**Given problem**
In the listing below, pick out lines with "type".

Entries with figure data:
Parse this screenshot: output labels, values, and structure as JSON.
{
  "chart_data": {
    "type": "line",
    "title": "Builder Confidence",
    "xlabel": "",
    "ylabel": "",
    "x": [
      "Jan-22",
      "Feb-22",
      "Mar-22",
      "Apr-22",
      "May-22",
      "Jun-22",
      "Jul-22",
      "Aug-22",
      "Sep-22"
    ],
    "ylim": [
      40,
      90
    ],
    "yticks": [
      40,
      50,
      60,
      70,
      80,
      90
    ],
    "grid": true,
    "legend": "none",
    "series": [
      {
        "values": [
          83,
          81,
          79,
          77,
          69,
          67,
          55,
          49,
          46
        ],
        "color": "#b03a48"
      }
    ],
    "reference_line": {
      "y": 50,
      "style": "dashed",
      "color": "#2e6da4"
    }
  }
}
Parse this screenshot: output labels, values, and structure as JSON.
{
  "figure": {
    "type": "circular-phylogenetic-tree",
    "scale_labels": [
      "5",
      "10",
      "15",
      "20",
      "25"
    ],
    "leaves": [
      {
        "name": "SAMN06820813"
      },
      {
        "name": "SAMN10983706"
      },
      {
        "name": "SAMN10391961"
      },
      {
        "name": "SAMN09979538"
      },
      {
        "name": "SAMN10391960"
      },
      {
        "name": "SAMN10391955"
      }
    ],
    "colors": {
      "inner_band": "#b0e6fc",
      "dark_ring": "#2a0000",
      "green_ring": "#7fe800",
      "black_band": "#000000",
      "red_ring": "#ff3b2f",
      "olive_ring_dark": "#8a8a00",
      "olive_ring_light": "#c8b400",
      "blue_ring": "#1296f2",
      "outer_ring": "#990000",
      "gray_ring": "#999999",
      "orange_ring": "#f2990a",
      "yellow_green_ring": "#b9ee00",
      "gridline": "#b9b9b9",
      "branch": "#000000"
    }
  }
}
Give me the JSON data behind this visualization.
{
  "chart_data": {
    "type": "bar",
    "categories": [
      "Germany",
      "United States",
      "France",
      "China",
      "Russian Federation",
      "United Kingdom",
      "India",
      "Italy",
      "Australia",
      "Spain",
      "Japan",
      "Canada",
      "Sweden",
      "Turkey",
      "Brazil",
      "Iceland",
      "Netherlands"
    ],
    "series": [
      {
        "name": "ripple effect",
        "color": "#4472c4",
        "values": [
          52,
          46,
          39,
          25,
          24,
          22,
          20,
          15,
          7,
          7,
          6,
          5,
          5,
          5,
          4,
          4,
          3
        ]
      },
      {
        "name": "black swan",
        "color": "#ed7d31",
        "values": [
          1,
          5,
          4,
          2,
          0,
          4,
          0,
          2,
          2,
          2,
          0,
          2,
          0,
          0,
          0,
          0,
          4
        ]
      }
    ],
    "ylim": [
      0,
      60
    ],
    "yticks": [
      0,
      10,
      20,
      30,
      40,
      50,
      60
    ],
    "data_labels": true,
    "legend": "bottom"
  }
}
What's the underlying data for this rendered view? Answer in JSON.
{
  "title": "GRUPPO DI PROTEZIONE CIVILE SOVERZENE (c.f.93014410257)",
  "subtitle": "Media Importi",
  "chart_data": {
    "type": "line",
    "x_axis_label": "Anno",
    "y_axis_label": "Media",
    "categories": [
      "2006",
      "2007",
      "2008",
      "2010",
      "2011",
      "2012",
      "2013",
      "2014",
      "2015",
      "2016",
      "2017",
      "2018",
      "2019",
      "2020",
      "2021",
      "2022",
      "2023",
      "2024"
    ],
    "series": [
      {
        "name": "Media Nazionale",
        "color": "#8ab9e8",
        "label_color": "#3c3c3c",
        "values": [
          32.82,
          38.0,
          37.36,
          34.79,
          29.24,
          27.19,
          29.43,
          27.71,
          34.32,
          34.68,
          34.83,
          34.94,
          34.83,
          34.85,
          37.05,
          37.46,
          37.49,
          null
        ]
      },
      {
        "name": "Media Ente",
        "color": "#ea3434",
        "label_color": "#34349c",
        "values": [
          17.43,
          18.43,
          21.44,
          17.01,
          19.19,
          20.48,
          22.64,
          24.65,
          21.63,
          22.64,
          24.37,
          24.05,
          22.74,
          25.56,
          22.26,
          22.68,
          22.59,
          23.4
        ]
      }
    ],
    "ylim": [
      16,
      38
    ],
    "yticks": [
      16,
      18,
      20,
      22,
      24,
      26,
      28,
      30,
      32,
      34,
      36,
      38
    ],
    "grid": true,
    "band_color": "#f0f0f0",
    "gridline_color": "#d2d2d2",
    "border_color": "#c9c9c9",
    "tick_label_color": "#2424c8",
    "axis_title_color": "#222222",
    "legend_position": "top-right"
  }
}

**Exercise response**
    "type": "line",
    "type": "circular-phylogenetic-tree",
    "type": "bar",
    "type": "line",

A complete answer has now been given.